◆ Exercise details
Copy each line of the entries beneath that contains the word "JSON".

◆ Data records
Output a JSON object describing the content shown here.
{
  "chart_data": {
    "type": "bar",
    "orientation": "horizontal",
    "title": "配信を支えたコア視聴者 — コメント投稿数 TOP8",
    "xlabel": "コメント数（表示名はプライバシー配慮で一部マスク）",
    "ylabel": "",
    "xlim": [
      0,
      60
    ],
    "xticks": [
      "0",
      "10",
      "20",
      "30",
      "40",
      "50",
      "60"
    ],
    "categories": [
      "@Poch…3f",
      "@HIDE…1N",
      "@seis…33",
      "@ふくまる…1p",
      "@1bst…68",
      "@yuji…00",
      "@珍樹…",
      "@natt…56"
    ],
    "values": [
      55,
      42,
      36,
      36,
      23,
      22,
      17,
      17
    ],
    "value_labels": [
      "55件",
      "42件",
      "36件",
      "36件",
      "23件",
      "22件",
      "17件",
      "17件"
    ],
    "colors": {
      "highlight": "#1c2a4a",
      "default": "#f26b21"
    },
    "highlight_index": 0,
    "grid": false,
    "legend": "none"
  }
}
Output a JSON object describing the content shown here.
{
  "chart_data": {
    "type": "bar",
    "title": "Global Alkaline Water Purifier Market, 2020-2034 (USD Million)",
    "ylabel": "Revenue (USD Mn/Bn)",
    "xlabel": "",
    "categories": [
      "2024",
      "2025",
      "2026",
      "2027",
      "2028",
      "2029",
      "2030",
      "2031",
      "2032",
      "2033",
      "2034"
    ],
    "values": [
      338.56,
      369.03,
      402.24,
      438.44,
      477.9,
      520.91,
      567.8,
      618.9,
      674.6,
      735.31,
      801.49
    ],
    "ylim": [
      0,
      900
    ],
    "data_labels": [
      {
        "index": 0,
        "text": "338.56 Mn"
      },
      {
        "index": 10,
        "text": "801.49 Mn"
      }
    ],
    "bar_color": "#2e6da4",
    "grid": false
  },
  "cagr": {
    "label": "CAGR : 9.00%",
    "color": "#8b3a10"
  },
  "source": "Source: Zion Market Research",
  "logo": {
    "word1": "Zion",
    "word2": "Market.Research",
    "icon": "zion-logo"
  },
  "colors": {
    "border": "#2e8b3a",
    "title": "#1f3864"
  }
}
* * *
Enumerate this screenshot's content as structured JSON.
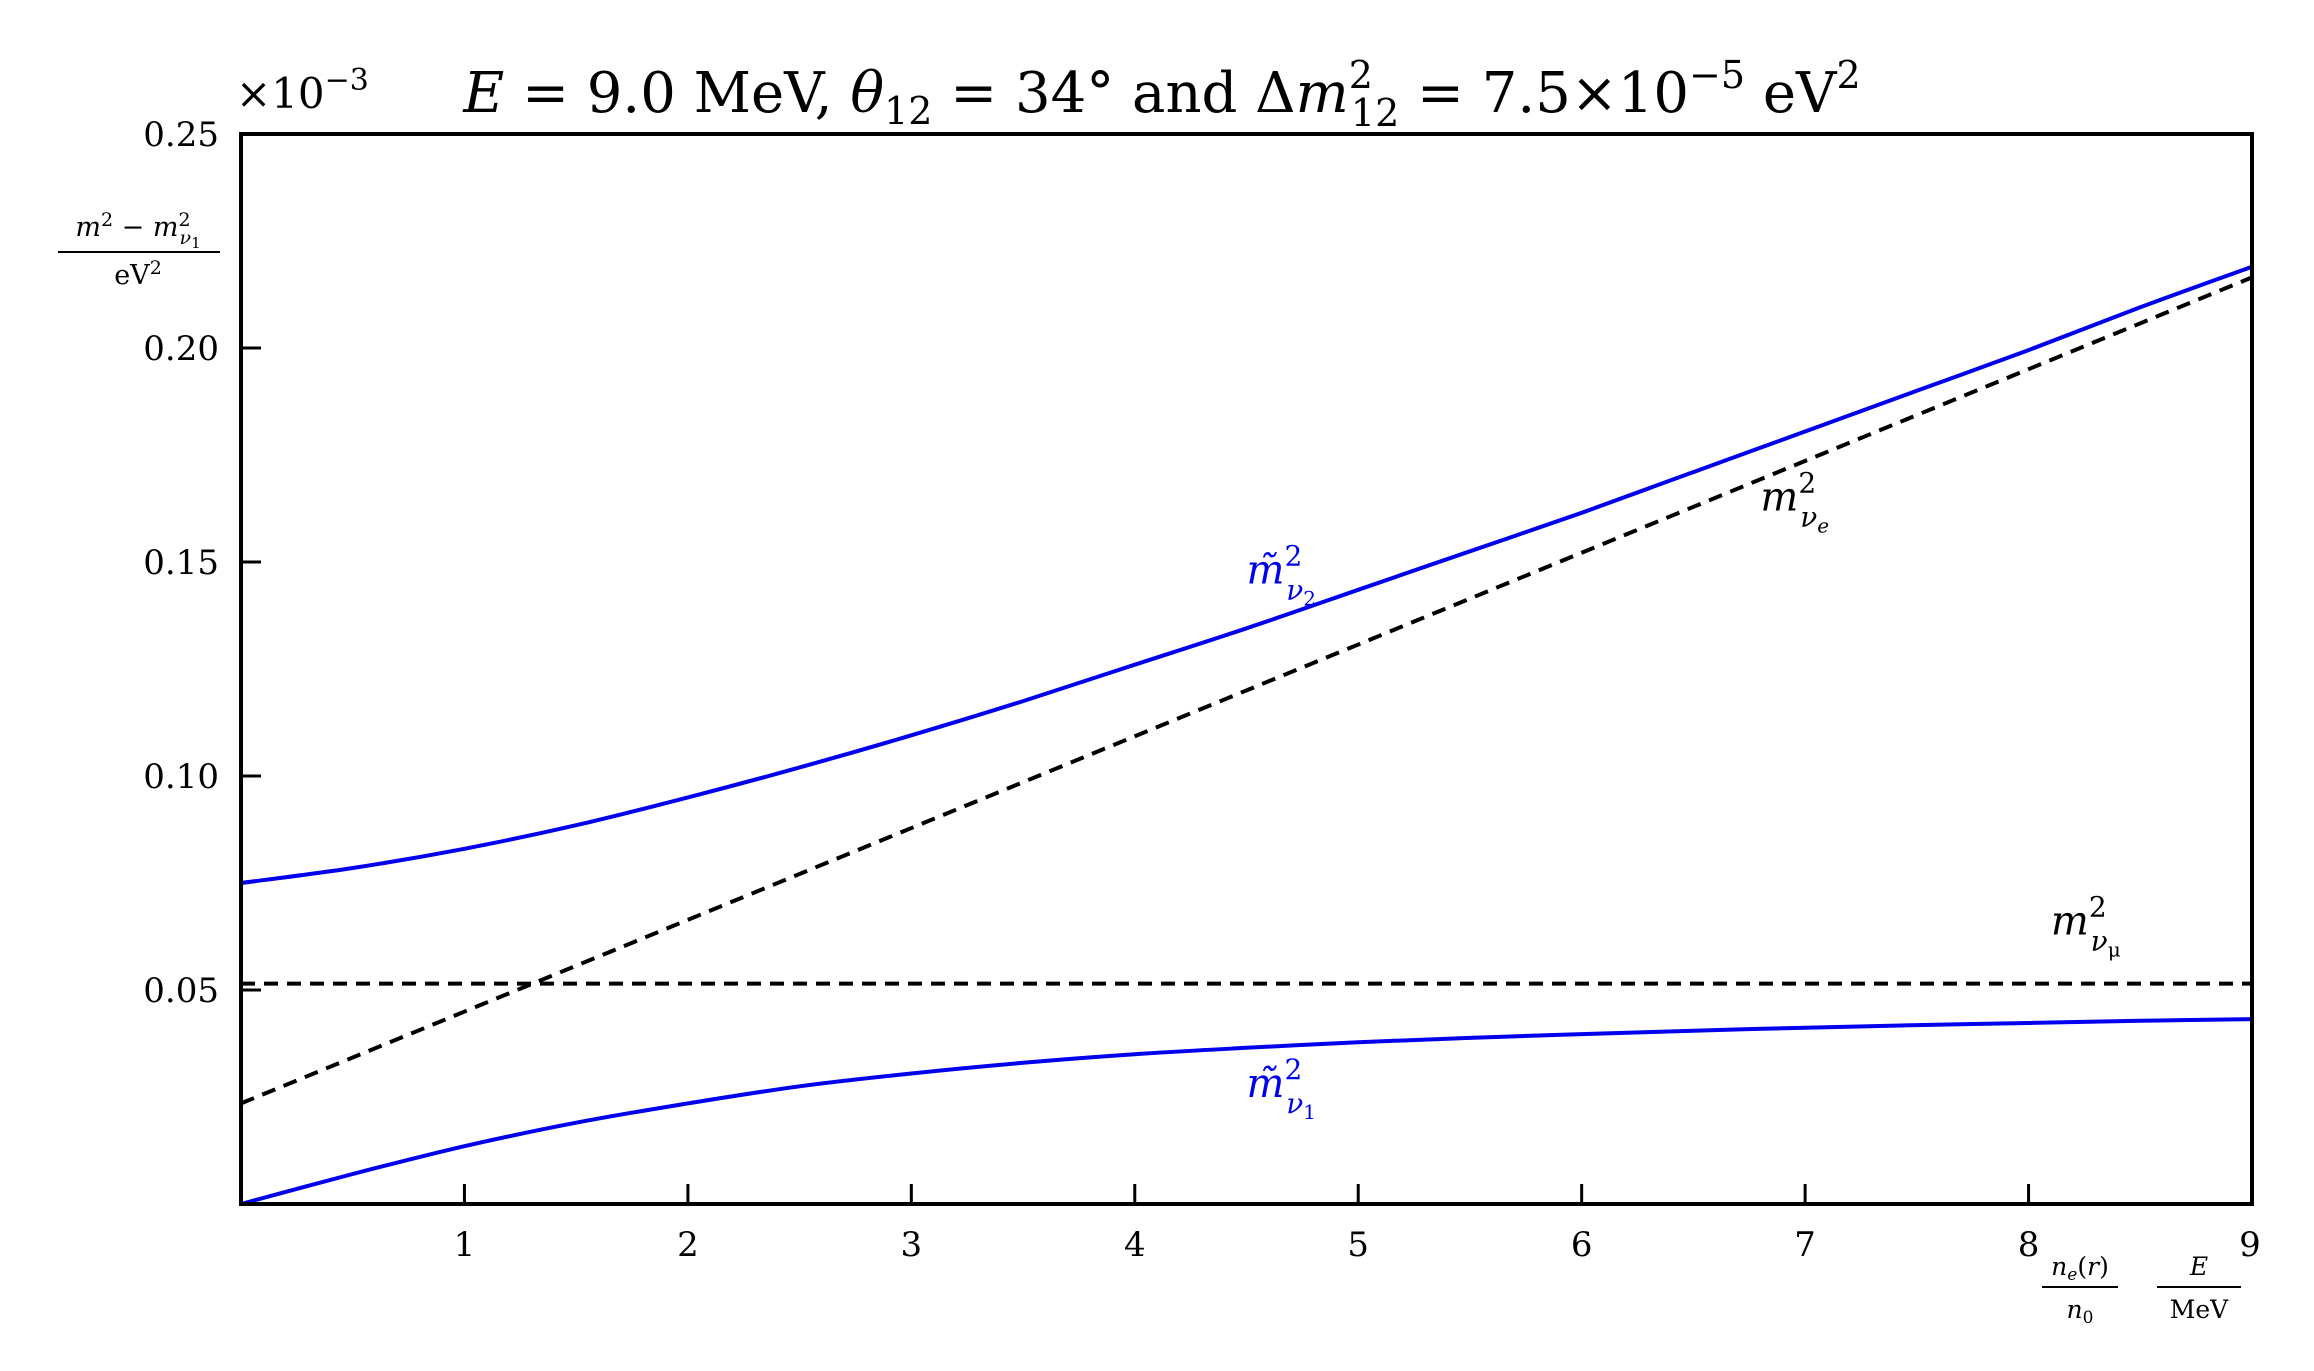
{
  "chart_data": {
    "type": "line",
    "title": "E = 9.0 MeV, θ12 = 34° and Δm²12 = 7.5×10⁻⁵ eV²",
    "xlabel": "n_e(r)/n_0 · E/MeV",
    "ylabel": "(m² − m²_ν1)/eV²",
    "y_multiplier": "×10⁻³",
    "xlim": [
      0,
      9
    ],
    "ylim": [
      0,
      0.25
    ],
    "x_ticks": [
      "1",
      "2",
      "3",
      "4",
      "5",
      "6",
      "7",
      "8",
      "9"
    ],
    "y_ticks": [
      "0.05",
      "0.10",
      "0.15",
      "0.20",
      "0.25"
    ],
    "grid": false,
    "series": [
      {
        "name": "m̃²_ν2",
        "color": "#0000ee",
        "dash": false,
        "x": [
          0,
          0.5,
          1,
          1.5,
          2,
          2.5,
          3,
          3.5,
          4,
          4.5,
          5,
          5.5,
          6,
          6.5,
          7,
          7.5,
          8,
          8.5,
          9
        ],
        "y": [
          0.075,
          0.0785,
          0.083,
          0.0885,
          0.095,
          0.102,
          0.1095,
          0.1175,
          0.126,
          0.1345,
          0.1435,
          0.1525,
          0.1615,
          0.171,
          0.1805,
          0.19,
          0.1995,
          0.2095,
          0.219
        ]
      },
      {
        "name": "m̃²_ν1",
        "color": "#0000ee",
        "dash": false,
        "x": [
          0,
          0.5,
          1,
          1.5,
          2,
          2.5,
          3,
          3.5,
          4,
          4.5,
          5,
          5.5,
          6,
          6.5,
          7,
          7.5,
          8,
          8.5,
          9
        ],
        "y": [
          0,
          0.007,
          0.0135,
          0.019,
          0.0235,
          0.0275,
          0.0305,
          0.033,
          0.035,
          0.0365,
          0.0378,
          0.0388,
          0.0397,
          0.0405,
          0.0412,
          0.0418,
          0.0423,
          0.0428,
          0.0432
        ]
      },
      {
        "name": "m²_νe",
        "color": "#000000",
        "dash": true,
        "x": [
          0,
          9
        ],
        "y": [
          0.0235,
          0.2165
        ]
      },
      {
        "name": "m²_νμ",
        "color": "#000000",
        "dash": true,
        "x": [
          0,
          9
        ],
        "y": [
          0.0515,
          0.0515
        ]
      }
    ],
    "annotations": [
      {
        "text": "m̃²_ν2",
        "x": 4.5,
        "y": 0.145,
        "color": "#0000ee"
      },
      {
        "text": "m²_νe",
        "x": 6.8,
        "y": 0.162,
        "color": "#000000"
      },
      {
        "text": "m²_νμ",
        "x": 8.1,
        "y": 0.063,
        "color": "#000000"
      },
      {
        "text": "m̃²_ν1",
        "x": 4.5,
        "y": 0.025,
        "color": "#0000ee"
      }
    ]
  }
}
...
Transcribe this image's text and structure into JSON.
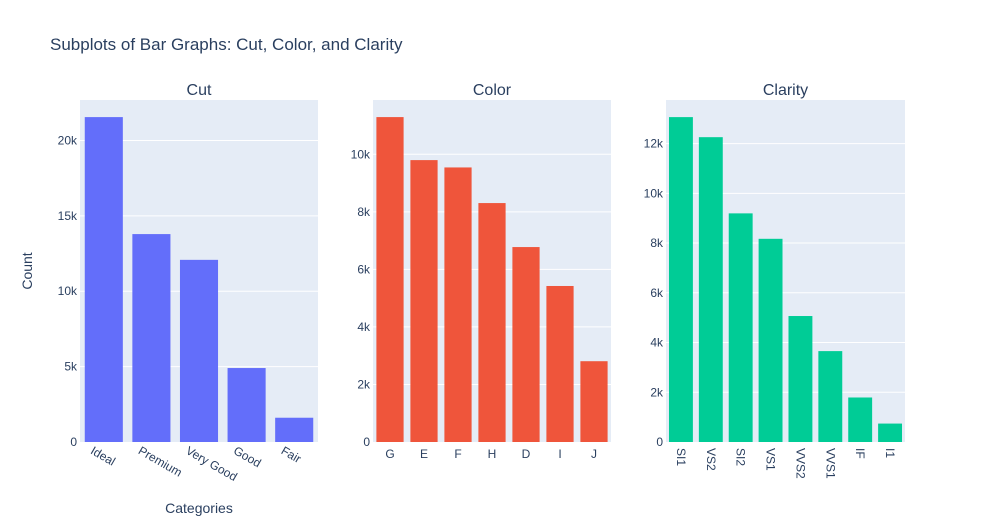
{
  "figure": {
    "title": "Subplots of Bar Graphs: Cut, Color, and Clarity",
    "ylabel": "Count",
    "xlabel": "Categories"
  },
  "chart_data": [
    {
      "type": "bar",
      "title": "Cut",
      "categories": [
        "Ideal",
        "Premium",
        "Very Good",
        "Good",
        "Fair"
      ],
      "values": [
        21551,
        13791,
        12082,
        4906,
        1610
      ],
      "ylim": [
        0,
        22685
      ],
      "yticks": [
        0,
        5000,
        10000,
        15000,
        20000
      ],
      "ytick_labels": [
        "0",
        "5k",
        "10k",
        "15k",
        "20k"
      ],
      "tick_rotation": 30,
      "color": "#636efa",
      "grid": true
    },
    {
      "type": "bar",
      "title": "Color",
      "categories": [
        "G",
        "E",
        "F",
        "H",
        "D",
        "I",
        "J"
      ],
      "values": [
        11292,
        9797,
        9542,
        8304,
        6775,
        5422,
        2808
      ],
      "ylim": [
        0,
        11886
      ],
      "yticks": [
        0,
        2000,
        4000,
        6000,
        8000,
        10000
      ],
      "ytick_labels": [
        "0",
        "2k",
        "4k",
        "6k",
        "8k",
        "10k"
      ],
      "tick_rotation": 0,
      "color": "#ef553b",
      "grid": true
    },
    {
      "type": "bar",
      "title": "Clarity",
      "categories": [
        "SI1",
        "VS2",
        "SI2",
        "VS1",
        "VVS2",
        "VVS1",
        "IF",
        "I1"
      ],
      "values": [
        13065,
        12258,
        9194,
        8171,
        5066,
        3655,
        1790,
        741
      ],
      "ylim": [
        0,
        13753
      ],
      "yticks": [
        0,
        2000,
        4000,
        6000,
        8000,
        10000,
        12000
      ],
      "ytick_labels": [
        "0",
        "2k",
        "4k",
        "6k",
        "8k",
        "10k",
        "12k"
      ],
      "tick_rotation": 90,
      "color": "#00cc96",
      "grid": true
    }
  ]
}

◆ Answer for the task
Output a JSON object describing the content shown here.
Output a JSON object describing the content shown here.
Enumerate this screenshot's content as structured JSON.
Transcribe this image's text and structure into JSON.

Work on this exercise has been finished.